→ **What to produce**: Report how many lines in the records below contain the word "color". Give only the number.

→ **The records**:
-- Begin --
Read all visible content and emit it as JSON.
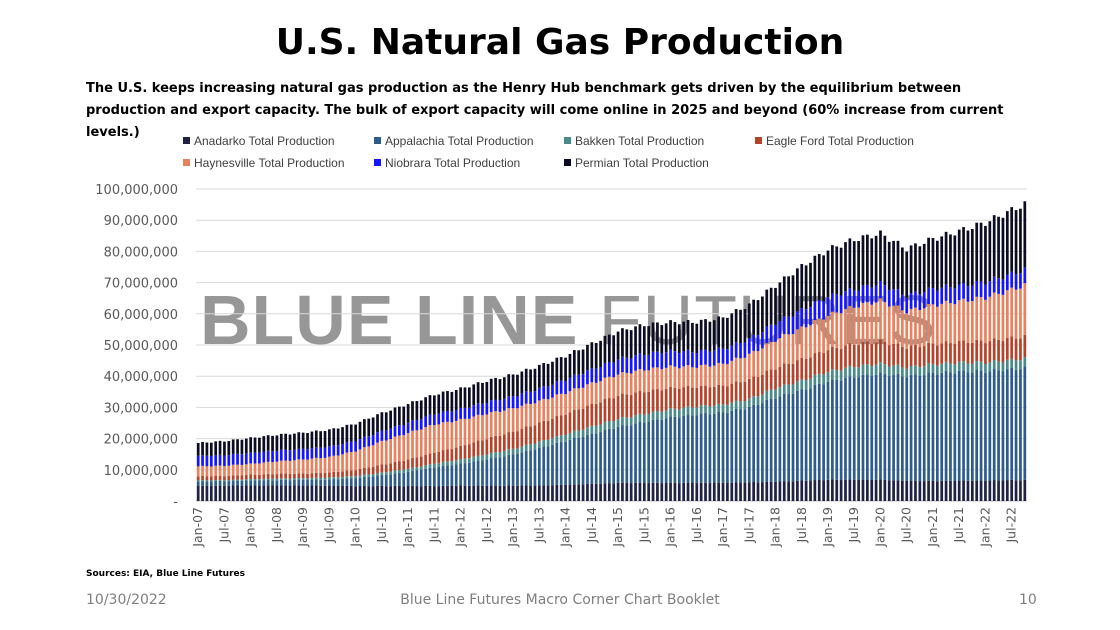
{
  "title": "U.S. Natural Gas Production",
  "subtitle": "The U.S. keeps increasing natural gas production as the Henry Hub benchmark gets driven by the equilibrium between production and export capacity. The bulk of export capacity will come online in 2025 and  beyond (60% increase from current levels.)",
  "sources": "Sources: EIA, Blue Line Futures",
  "footer": {
    "date": "10/30/2022",
    "center": "Blue Line Futures Macro Corner Chart Booklet",
    "page": "10"
  },
  "watermark": {
    "bold": "BLUE LINE",
    "light": "FUTURES"
  },
  "chart_data": {
    "type": "bar",
    "stacked": true,
    "title": "",
    "xlabel": "",
    "ylabel": "",
    "ylim": [
      0,
      100000000
    ],
    "yticks": [
      "-",
      "10,000,000",
      "20,000,000",
      "30,000,000",
      "40,000,000",
      "50,000,000",
      "60,000,000",
      "70,000,000",
      "80,000,000",
      "90,000,000",
      "100,000,000"
    ],
    "grid": true,
    "legend_position": "top",
    "x_start": "Jan-07",
    "x_end": "Oct-22",
    "frequency": "monthly",
    "anchor_note": "values in millions at Jan/Jul of each year plus Oct-22; monthly bars interpolated",
    "anchors": [
      "Jan-07",
      "Jul-07",
      "Jan-08",
      "Jul-08",
      "Jan-09",
      "Jul-09",
      "Jan-10",
      "Jul-10",
      "Jan-11",
      "Jul-11",
      "Jan-12",
      "Jul-12",
      "Jan-13",
      "Jul-13",
      "Jan-14",
      "Jul-14",
      "Jan-15",
      "Jul-15",
      "Jan-16",
      "Jul-16",
      "Jan-17",
      "Jul-17",
      "Jan-18",
      "Jul-18",
      "Jan-19",
      "Jul-19",
      "Jan-20",
      "Jul-20",
      "Jan-21",
      "Jul-21",
      "Jan-22",
      "Jul-22",
      "Oct-22"
    ],
    "xtick_labels": [
      "Jan-07",
      "Jul-07",
      "Jan-08",
      "Jul-08",
      "Jan-09",
      "Jul-09",
      "Jan-10",
      "Jul-10",
      "Jan-11",
      "Jul-11",
      "Jan-12",
      "Jul-12",
      "Jan-13",
      "Jul-13",
      "Jan-14",
      "Jul-14",
      "Jan-15",
      "Jul-15",
      "Jan-16",
      "Jul-16",
      "Jan-17",
      "Jul-17",
      "Jan-18",
      "Jul-18",
      "Jan-19",
      "Jul-19",
      "Jan-20",
      "Jul-20",
      "Jan-21",
      "Jul-21",
      "Jan-22",
      "Jul-22"
    ],
    "series": [
      {
        "name": "Anadarko Total Production",
        "color": "#1f2244",
        "values": [
          4.8,
          4.9,
          5.0,
          5.0,
          5.0,
          4.9,
          4.8,
          4.8,
          4.8,
          4.8,
          4.9,
          4.9,
          4.9,
          5.0,
          5.2,
          5.5,
          5.8,
          5.8,
          5.8,
          5.8,
          5.8,
          6.0,
          6.2,
          6.5,
          6.8,
          6.8,
          6.8,
          6.5,
          6.4,
          6.5,
          6.6,
          6.7,
          6.7
        ]
      },
      {
        "name": "Appalachia Total Production",
        "color": "#2e5c8a",
        "values": [
          1.5,
          1.5,
          1.6,
          1.7,
          1.8,
          2.0,
          2.5,
          3.5,
          4.5,
          6.0,
          7.0,
          8.5,
          10,
          12,
          14,
          16,
          18,
          19.5,
          21,
          22,
          22.5,
          24,
          27,
          29,
          31.5,
          33,
          34,
          33.5,
          34.5,
          35,
          35,
          35.5,
          36
        ]
      },
      {
        "name": "Bakken Total Production",
        "color": "#4a8a8a",
        "values": [
          0.3,
          0.3,
          0.4,
          0.5,
          0.5,
          0.6,
          0.7,
          0.8,
          1.0,
          1.2,
          1.4,
          1.6,
          1.8,
          2.0,
          2.2,
          2.4,
          2.5,
          2.6,
          2.6,
          2.5,
          2.6,
          2.7,
          2.9,
          3.1,
          3.2,
          3.3,
          3.2,
          2.8,
          2.9,
          2.9,
          2.8,
          3.0,
          3.0
        ]
      },
      {
        "name": "Eagle Ford Total Production",
        "color": "#b5432a",
        "values": [
          1.3,
          1.3,
          1.4,
          1.5,
          1.5,
          1.6,
          2.0,
          2.5,
          3.0,
          3.5,
          4.2,
          5.0,
          5.5,
          6.0,
          6.5,
          7.0,
          7.5,
          7.2,
          6.8,
          6.3,
          6.0,
          6.2,
          6.5,
          6.8,
          7.0,
          7.2,
          7.2,
          6.5,
          6.5,
          6.6,
          6.8,
          7.0,
          7.1
        ]
      },
      {
        "name": "Haynesville Total Production",
        "color": "#e8825e",
        "values": [
          3.2,
          3.3,
          3.5,
          4.0,
          4.5,
          5.0,
          6.0,
          7.5,
          8.5,
          9.0,
          8.5,
          8.0,
          7.5,
          7.0,
          6.8,
          6.8,
          6.8,
          7.0,
          6.8,
          6.5,
          7.0,
          8.0,
          9.0,
          10,
          11,
          12,
          13,
          11.5,
          12.5,
          13,
          14,
          15.5,
          16.4
        ]
      },
      {
        "name": "Niobrara Total Production",
        "color": "#1414ff",
        "values": [
          3.4,
          3.4,
          3.5,
          3.5,
          3.4,
          3.3,
          3.3,
          3.3,
          3.3,
          3.4,
          3.5,
          3.7,
          3.8,
          4.0,
          4.2,
          4.5,
          4.8,
          5.0,
          5.0,
          4.8,
          4.8,
          5.0,
          5.5,
          5.8,
          6.0,
          5.5,
          5.5,
          5.0,
          5.2,
          5.0,
          5.0,
          5.0,
          5.0
        ]
      },
      {
        "name": "Permian Total Production",
        "color": "#0b0b22",
        "values": [
          4.1,
          4.5,
          4.8,
          5.0,
          5.2,
          5.4,
          5.5,
          5.8,
          6.0,
          6.2,
          6.5,
          6.8,
          7.0,
          7.3,
          7.6,
          8.2,
          9.0,
          9.3,
          9.3,
          9.5,
          10,
          11,
          12,
          14,
          15,
          16,
          16,
          15,
          16,
          17.5,
          19,
          20.5,
          21
        ]
      }
    ]
  }
}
-- End --
→ **Result of this exercise**: 7